TO DO: Pictures stay out of the copy; restate everything else in the material exactly.

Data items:
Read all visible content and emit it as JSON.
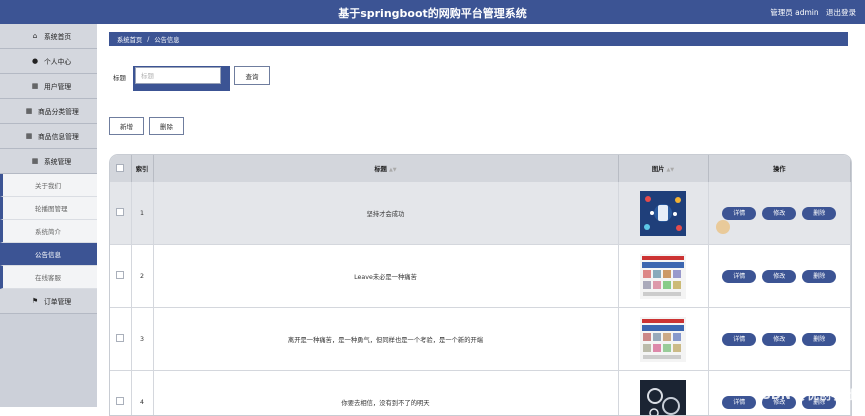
{
  "header": {
    "title": "基于springboot的网购平台管理系统",
    "user_label": "管理员 admin",
    "logout_label": "退出登录"
  },
  "sidebar": {
    "items": [
      {
        "icon": "home-icon",
        "label": "系统首页"
      },
      {
        "icon": "person-icon",
        "label": "个人中心"
      },
      {
        "icon": "grid-icon",
        "label": "用户管理"
      },
      {
        "icon": "grid-icon",
        "label": "商品分类管理"
      },
      {
        "icon": "grid-icon",
        "label": "商品信息管理"
      },
      {
        "icon": "grid-icon",
        "label": "系统管理"
      }
    ],
    "sub_items": [
      "关于我们",
      "轮播图管理",
      "系统简介",
      "公告信息",
      "在线客服"
    ],
    "active_sub": "公告信息",
    "last_item": {
      "icon": "flag-icon",
      "label": "订单管理"
    }
  },
  "breadcrumb": {
    "home": "系统首页",
    "separator": "/",
    "current": "公告信息"
  },
  "search": {
    "label": "标题",
    "placeholder": "标题",
    "query_button": "查询"
  },
  "actions": {
    "add": "新增",
    "delete": "删除"
  },
  "table": {
    "headers": {
      "index": "索引",
      "title": "标题",
      "image": "图片",
      "operation": "操作"
    },
    "rows": [
      {
        "index": "1",
        "title": "坚持才会成功"
      },
      {
        "index": "2",
        "title": "Leave未必是一种痛苦"
      },
      {
        "index": "3",
        "title": "离开是一种痛苦，是一种勇气，但同样也是一个考验，是一个新的开端"
      },
      {
        "index": "4",
        "title": "你要去相信，没有到不了的明天"
      }
    ],
    "row_buttons": {
      "detail": "详情",
      "edit": "修改",
      "delete": "删除"
    }
  },
  "watermark": "CSDN @优创学社",
  "colors": {
    "primary": "#3c5494",
    "sidebar_bg": "#ccd0d9"
  }
}
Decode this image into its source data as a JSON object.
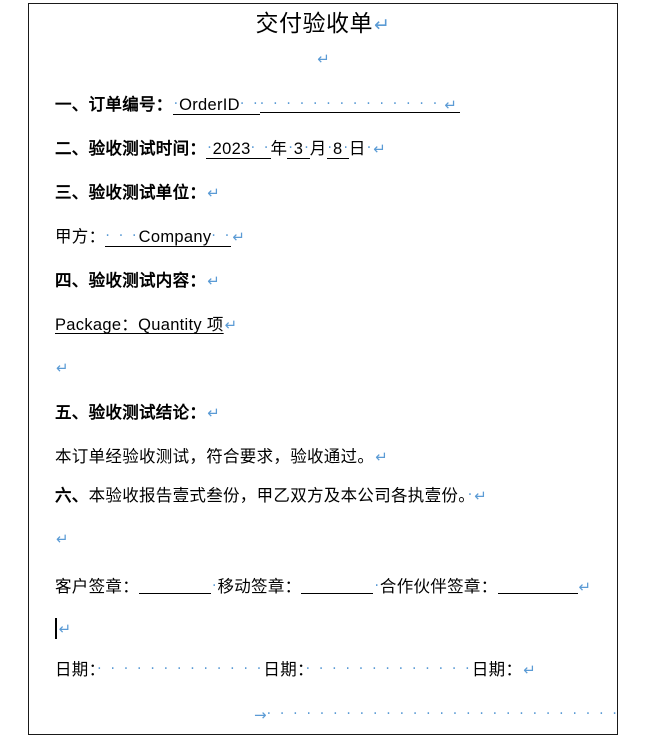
{
  "document": {
    "title": "交付验收单",
    "sections": {
      "order": {
        "heading": "一、订单编号：",
        "value": "OrderID"
      },
      "test_time": {
        "heading": "二、验收测试时间：",
        "year_value": "2023",
        "year_unit": "年",
        "month_value": "3",
        "month_unit": "月",
        "day_value": "8",
        "day_unit": "日"
      },
      "test_unit": {
        "heading": "三、验收测试单位："
      },
      "party_a": {
        "label": "甲方：",
        "value": "Company"
      },
      "test_content": {
        "heading": "四、验收测试内容：",
        "item": "Package：Quantity 项"
      },
      "conclusion": {
        "heading": "五、验收测试结论：",
        "body": "本订单经验收测试，符合要求，验收通过。"
      },
      "copies": {
        "heading": "六、",
        "body": "本验收报告壹式叁份，甲乙双方及本公司各执壹份。"
      },
      "signatures": {
        "customer_label": "客户签章：",
        "mobile_label": "移动签章：",
        "partner_label": "合作伙伴签章："
      },
      "dates": {
        "label_1": "日期：",
        "label_2": "日期：",
        "label_3": "日期："
      }
    }
  },
  "formatting_marks": {
    "pilcrow": "↵",
    "space_dot": "·",
    "tab_arrow": "→",
    "color": "#5b9bd5"
  },
  "page": {
    "border_color": "#1a1a1a",
    "background": "#ffffff",
    "text_color": "#000000"
  }
}
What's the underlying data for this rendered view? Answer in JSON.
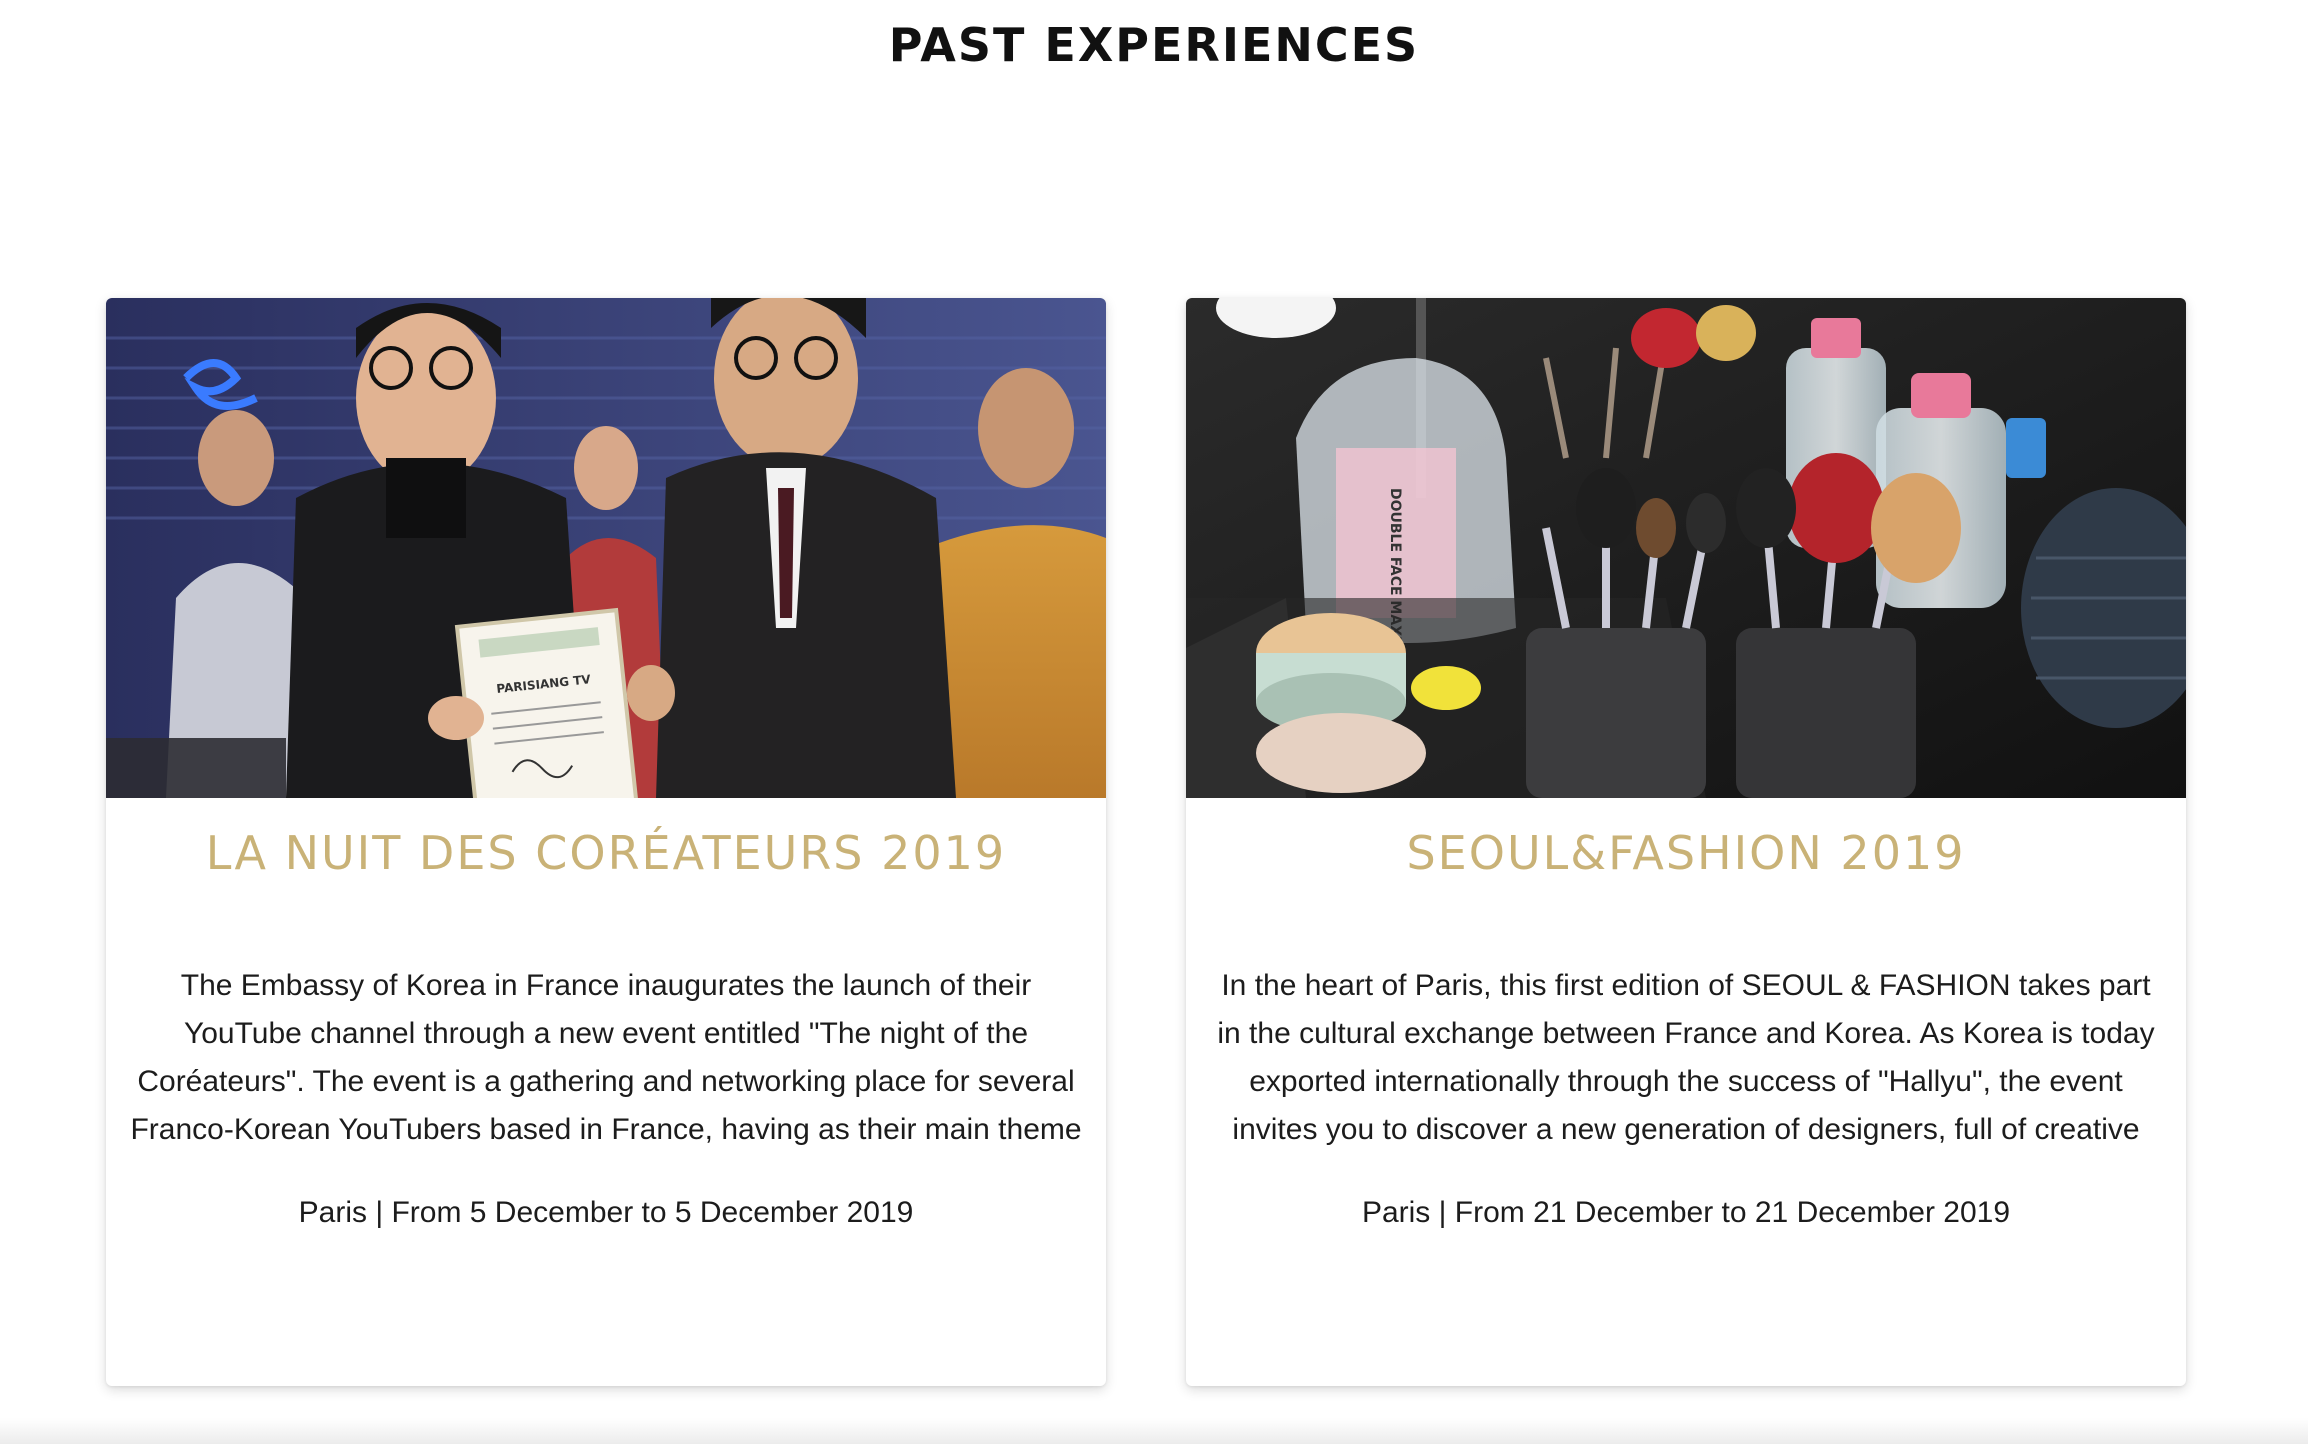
{
  "section": {
    "title": "PAST EXPERIENCES"
  },
  "colors": {
    "title": "#111111",
    "card_title": "#c9b277",
    "body_text": "#1c1c1c"
  },
  "events": [
    {
      "title": "LA NUIT DES CORÉATEURS 2019",
      "image_alt": "Award ceremony photo with a certificate reading PARISIANG TV",
      "certificate_text": "PARISIANG TV",
      "description": "The Embassy of Korea in France inaugurates the launch of their YouTube channel through a new event entitled \"The night of the Coréateurs\". The event is a gathering and networking place for several Franco-Korean YouTubers based in France, having as their main theme the Korean culture (cosmetics, music, food,",
      "meta": "Paris | From 5 December to 5 December 2019"
    },
    {
      "title": "SEOUL&FASHION 2019",
      "image_alt": "Makeup brushes and cosmetics on a backstage table",
      "package_text": "DOUBLE FACE MAXI OVALES",
      "description": "In the heart of Paris, this first edition of SEOUL & FASHION takes part in the cultural exchange between France and Korea. As Korea is today exported internationally through the success of \"Hallyu\", the event invites you to discover a new generation of designers, full of creative talents. Between futuristic style",
      "meta": "Paris | From 21 December to 21 December 2019"
    }
  ]
}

TASK SOLUTION:
Read all visible content and emit it as JSON.
{
  "header": {
    "title": "基于springboot的网购平台管理系统",
    "user_label": "管理员 admin",
    "logout_label": "退出登录"
  },
  "sidebar": {
    "items": [
      {
        "icon": "home-icon",
        "label": "系统首页"
      },
      {
        "icon": "person-icon",
        "label": "个人中心"
      },
      {
        "icon": "grid-icon",
        "label": "用户管理"
      },
      {
        "icon": "grid-icon",
        "label": "商品分类管理"
      },
      {
        "icon": "grid-icon",
        "label": "商品信息管理"
      },
      {
        "icon": "grid-icon",
        "label": "系统管理"
      }
    ],
    "sub_items": [
      "关于我们",
      "轮播图管理",
      "系统简介",
      "公告信息",
      "在线客服"
    ],
    "active_sub": "公告信息",
    "last_item": {
      "icon": "flag-icon",
      "label": "订单管理"
    }
  },
  "breadcrumb": {
    "home": "系统首页",
    "separator": "/",
    "current": "公告信息"
  },
  "search": {
    "label": "标题",
    "placeholder": "标题",
    "query_button": "查询"
  },
  "actions": {
    "add": "新增",
    "delete": "删除"
  },
  "table": {
    "headers": {
      "index": "索引",
      "title": "标题",
      "image": "图片",
      "operation": "操作"
    },
    "rows": [
      {
        "index": "1",
        "title": "坚持才会成功"
      },
      {
        "index": "2",
        "title": "Leave未必是一种痛苦"
      },
      {
        "index": "3",
        "title": "离开是一种痛苦，是一种勇气，但同样也是一个考验，是一个新的开端"
      },
      {
        "index": "4",
        "title": "你要去相信，没有到不了的明天"
      }
    ],
    "row_buttons": {
      "detail": "详情",
      "edit": "修改",
      "delete": "删除"
    }
  },
  "watermark": "CSDN @优创学社",
  "colors": {
    "primary": "#3c5494",
    "sidebar_bg": "#ccd0d9"
  }
}
Decode this image into its source data as a JSON object.
{
  "document": {
    "title": "交付验收单",
    "sections": {
      "order": {
        "heading": "一、订单编号：",
        "value": "OrderID"
      },
      "test_time": {
        "heading": "二、验收测试时间：",
        "year_value": "2023",
        "year_unit": "年",
        "month_value": "3",
        "month_unit": "月",
        "day_value": "8",
        "day_unit": "日"
      },
      "test_unit": {
        "heading": "三、验收测试单位："
      },
      "party_a": {
        "label": "甲方：",
        "value": "Company"
      },
      "test_content": {
        "heading": "四、验收测试内容：",
        "item": "Package：Quantity 项"
      },
      "conclusion": {
        "heading": "五、验收测试结论：",
        "body": "本订单经验收测试，符合要求，验收通过。"
      },
      "copies": {
        "heading": "六、",
        "body": "本验收报告壹式叁份，甲乙双方及本公司各执壹份。"
      },
      "signatures": {
        "customer_label": "客户签章：",
        "mobile_label": "移动签章：",
        "partner_label": "合作伙伴签章："
      },
      "dates": {
        "label_1": "日期：",
        "label_2": "日期：",
        "label_3": "日期："
      }
    }
  },
  "formatting_marks": {
    "pilcrow": "↵",
    "space_dot": "·",
    "tab_arrow": "→",
    "color": "#5b9bd5"
  },
  "page": {
    "border_color": "#1a1a1a",
    "background": "#ffffff",
    "text_color": "#000000"
  }
}
What's the underlying data for this rendered view? Answer in JSON.
{
  "section": {
    "title": "PAST EXPERIENCES"
  },
  "colors": {
    "title": "#111111",
    "card_title": "#c9b277",
    "body_text": "#1c1c1c"
  },
  "events": [
    {
      "title": "LA NUIT DES CORÉATEURS 2019",
      "image_alt": "Award ceremony photo with a certificate reading PARISIANG TV",
      "certificate_text": "PARISIANG TV",
      "description": "The Embassy of Korea in France inaugurates the launch of their YouTube channel through a new event entitled \"The night of the Coréateurs\". The event is a gathering and networking place for several Franco-Korean YouTubers based in France, having as their main theme the Korean culture (cosmetics, music, food,",
      "meta": "Paris | From 5 December to 5 December 2019"
    },
    {
      "title": "SEOUL&FASHION 2019",
      "image_alt": "Makeup brushes and cosmetics on a backstage table",
      "package_text": "DOUBLE FACE MAXI OVALES",
      "description": "In the heart of Paris, this first edition of SEOUL & FASHION takes part in the cultural exchange between France and Korea. As Korea is today exported internationally through the success of \"Hallyu\", the event invites you to discover a new generation of designers, full of creative talents. Between futuristic style",
      "meta": "Paris | From 21 December to 21 December 2019"
    }
  ]
}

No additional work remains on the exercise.